§ **EXERCISE GOAL**:
Select and reproduce each line of the listing below that bears the string "elettrica".

§ **GIVEN RECORDS**:

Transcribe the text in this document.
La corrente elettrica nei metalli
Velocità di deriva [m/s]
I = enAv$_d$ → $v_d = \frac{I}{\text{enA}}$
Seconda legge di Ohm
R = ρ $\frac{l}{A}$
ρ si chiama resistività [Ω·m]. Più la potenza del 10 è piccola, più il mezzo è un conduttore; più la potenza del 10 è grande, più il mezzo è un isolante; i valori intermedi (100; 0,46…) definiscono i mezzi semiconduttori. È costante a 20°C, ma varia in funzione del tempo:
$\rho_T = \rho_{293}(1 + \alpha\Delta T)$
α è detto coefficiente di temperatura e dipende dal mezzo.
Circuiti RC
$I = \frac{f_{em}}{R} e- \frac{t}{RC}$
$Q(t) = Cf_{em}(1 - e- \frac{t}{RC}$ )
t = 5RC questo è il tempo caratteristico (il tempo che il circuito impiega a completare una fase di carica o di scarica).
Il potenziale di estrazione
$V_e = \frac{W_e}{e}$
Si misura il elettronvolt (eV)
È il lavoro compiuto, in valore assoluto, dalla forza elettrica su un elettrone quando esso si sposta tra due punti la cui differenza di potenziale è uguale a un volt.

§ **PROBLEM SOLUTION**:
La corrente elettrica nei metalli
È il lavoro compiuto, in valore assoluto, dalla forza elettrica su un elettrone quando esso si sposta tra due punti la cui differenza di potenziale è uguale a un volt.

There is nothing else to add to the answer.